◆ **TASK TO CARRY OUT**
Filter the data for lines with the word "title", then copy every line so identified.

(Figure data in JSON)
>> start

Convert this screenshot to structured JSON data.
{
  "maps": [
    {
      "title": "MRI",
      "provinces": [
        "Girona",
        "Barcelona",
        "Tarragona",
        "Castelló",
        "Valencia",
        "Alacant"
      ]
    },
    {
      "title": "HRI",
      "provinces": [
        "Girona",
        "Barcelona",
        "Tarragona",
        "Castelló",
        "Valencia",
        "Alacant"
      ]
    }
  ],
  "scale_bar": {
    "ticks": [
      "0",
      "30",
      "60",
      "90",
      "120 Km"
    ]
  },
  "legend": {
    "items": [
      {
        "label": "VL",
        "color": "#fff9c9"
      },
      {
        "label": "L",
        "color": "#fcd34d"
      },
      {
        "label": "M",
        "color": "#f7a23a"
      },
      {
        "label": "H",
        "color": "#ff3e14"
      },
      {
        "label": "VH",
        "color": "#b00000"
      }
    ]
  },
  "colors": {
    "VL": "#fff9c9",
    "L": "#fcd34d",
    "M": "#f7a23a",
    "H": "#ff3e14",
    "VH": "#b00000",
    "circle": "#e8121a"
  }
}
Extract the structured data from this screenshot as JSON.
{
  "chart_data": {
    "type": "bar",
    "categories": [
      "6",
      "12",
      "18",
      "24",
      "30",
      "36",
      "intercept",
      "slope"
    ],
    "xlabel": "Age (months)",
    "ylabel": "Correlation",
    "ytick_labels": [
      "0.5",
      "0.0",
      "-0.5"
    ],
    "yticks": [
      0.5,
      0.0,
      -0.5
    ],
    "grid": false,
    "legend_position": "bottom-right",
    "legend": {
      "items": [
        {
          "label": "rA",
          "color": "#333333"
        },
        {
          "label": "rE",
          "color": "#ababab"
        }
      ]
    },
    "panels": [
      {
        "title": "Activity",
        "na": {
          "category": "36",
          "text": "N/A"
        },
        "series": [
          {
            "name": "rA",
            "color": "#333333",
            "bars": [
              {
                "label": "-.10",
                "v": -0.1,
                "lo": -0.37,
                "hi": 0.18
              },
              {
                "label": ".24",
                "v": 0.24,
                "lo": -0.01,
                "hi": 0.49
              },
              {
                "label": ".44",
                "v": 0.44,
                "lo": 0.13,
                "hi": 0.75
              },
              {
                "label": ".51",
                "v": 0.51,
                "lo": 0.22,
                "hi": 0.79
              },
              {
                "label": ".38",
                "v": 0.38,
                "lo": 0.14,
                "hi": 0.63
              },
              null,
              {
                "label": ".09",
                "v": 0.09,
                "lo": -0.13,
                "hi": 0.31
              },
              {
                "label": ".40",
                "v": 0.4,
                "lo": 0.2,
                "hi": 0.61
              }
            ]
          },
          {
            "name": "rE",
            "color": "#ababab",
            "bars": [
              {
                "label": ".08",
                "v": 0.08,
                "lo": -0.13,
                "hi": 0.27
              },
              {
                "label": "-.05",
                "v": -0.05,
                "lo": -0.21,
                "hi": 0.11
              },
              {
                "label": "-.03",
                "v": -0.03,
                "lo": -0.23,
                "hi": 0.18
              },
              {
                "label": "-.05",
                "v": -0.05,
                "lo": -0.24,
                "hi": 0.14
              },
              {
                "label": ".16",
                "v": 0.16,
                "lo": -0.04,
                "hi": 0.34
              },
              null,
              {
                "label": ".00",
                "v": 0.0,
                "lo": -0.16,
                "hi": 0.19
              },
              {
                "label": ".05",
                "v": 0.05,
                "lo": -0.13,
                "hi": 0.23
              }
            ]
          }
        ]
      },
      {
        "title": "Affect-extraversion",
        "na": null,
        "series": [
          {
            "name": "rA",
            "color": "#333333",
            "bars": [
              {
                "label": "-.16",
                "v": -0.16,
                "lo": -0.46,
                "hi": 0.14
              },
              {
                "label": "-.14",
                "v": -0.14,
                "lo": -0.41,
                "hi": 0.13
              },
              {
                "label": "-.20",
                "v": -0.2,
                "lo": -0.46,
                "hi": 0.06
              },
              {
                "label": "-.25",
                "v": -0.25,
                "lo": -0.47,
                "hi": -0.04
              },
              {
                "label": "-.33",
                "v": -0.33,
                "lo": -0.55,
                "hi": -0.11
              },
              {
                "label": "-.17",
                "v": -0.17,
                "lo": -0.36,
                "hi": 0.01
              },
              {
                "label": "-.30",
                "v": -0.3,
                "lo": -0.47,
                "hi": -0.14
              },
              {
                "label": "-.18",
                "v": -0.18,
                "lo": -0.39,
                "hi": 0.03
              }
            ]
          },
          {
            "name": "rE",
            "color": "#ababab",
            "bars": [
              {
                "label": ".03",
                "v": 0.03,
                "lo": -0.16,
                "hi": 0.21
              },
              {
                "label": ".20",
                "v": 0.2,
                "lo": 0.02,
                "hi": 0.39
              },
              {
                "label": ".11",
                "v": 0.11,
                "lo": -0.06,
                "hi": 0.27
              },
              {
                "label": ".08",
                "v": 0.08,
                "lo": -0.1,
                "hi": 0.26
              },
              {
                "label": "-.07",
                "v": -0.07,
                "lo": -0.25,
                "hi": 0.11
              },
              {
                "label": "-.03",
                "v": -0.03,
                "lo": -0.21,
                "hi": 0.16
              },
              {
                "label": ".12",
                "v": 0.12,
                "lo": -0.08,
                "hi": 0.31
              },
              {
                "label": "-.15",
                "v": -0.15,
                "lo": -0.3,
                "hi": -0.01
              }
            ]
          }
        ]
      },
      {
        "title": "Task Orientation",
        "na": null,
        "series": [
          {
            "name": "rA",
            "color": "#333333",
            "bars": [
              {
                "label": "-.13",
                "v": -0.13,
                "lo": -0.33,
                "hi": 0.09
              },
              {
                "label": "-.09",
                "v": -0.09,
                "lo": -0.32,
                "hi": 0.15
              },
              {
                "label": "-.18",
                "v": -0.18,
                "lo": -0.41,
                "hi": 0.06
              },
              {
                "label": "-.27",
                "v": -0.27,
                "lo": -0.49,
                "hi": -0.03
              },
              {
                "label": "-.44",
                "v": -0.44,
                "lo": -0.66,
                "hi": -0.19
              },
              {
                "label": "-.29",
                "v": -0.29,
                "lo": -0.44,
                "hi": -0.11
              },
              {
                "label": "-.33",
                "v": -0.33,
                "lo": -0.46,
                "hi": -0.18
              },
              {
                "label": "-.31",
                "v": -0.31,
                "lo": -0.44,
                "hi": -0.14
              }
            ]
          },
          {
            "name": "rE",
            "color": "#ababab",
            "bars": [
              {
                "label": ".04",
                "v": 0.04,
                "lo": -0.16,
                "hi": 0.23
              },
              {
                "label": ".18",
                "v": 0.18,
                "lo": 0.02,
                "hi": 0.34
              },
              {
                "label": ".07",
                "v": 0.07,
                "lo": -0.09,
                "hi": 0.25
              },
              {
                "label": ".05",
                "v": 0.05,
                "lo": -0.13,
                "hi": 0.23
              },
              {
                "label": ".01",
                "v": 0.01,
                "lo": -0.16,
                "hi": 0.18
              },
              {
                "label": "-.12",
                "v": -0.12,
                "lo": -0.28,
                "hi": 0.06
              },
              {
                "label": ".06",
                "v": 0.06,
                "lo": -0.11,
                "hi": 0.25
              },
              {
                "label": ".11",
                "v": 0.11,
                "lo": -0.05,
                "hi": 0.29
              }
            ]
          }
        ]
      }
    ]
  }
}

>> end

◆ **SOLUTION**
      "title": "MRI",
      "title": "HRI",
        "title": "Activity",
        "title": "Affect-extraversion",
        "title": "Task Orientation",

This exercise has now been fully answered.